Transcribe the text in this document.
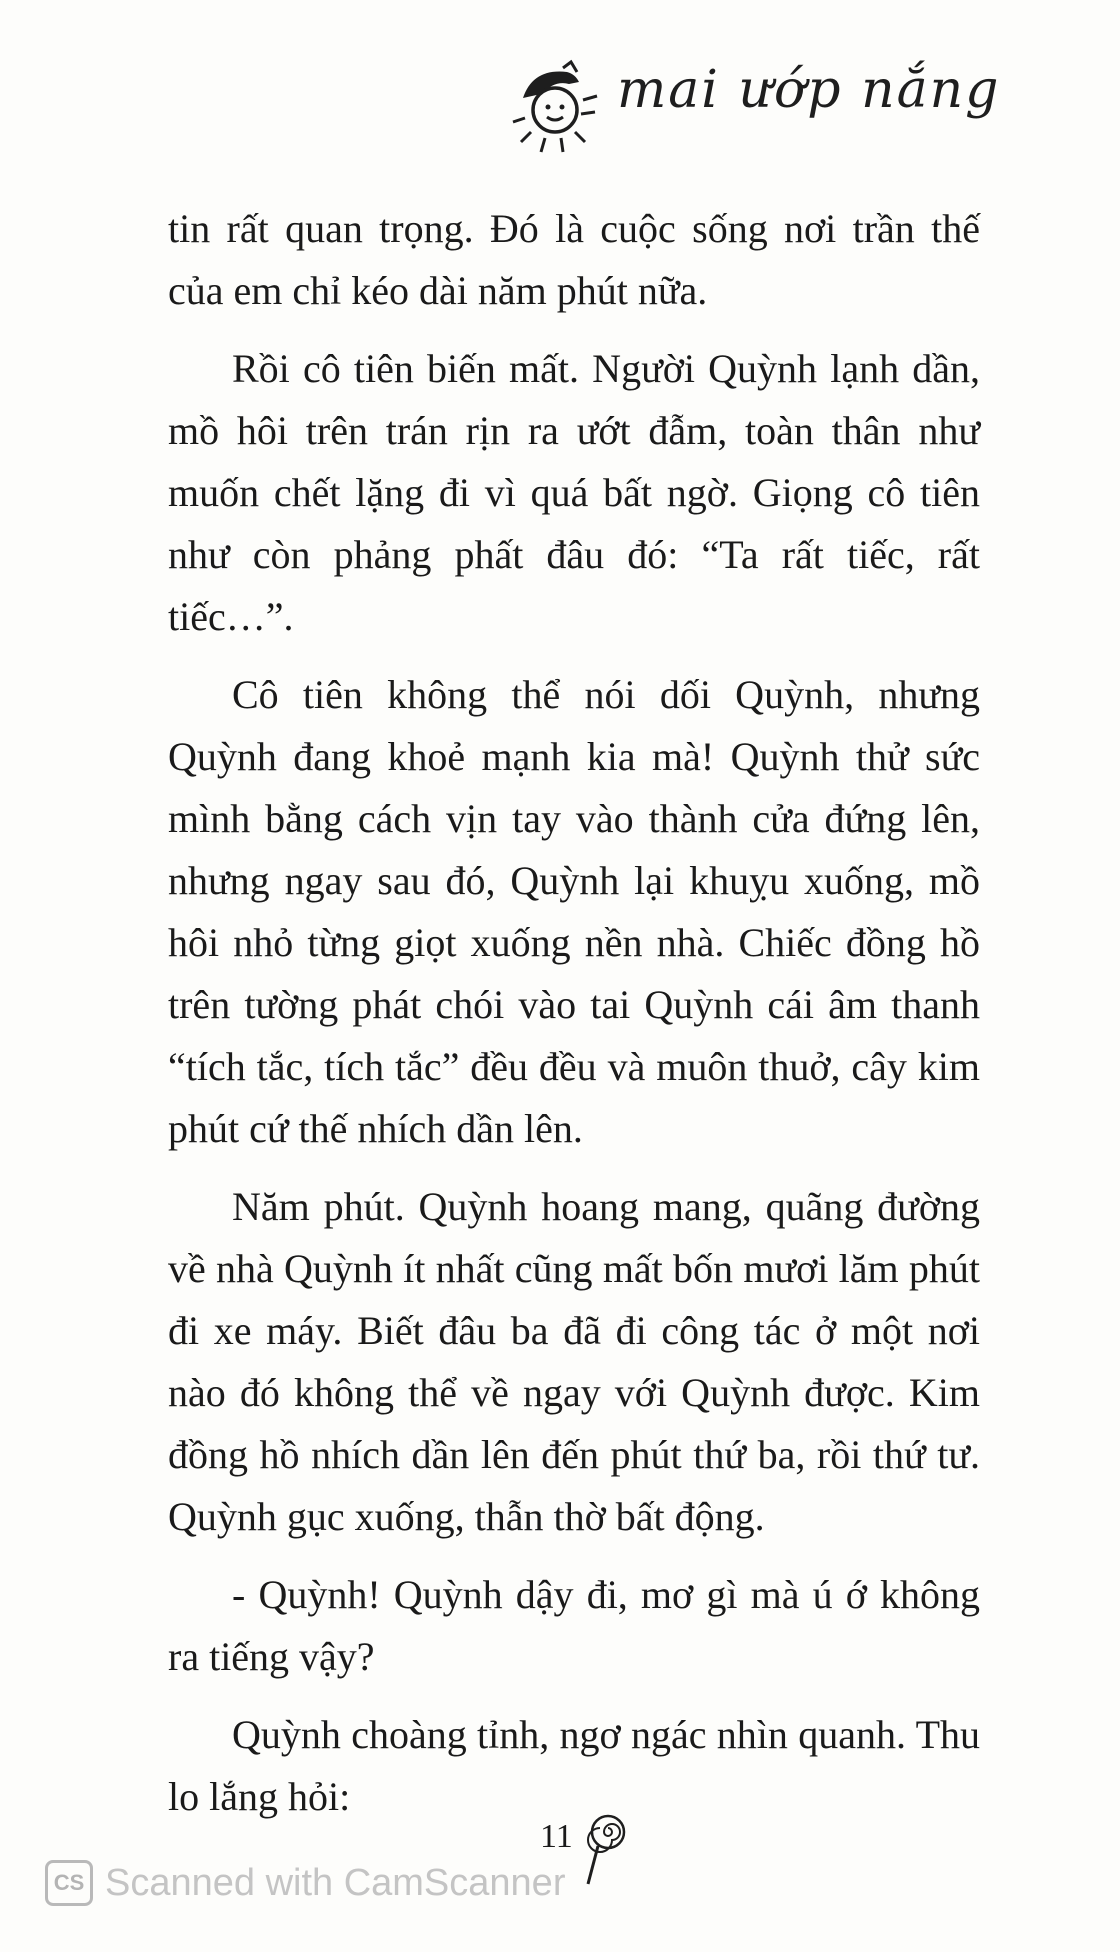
mai ướp nắng

tin rất quan trọng. Đó là cuộc sống nơi trần thế của em chỉ kéo dài năm phút nữa.

Rồi cô tiên biến mất. Người Quỳnh lạnh dần, mồ hôi trên trán rịn ra ướt đẫm, toàn thân như muốn chết lặng đi vì quá bất ngờ. Giọng cô tiên như còn phảng phất đâu đó: “Ta rất tiếc, rất tiếc…”.

Cô tiên không thể nói dối Quỳnh, nhưng Quỳnh đang khoẻ mạnh kia mà! Quỳnh thử sức mình bằng cách vịn tay vào thành cửa đứng lên, nhưng ngay sau đó, Quỳnh lại khuỵu xuống, mồ hôi nhỏ từng giọt xuống nền nhà. Chiếc đồng hồ trên tường phát chói vào tai Quỳnh cái âm thanh “tích tắc, tích tắc” đều đều và muôn thuở, cây kim phút cứ thế nhích dần lên.

Năm phút. Quỳnh hoang mang, quãng đường về nhà Quỳnh ít nhất cũng mất bốn mươi lăm phút đi xe máy. Biết đâu ba đã đi công tác ở một nơi nào đó không thể về ngay với Quỳnh được. Kim đồng hồ nhích dần lên đến phút thứ ba, rồi thứ tư. Quỳnh gục xuống, thẫn thờ bất động.

- Quỳnh! Quỳnh dậy đi, mơ gì mà ú ớ không ra tiếng vậy?

Quỳnh choàng tỉnh, ngơ ngác nhìn quanh. Thu lo lắng hỏi:

11
CS Scanned with CamScanner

=-=-=-=-=

WHAT TO DO:
Give only the number of lines in the data that hold the string "phút".

SOLUTION TO THE EXERCISE:
3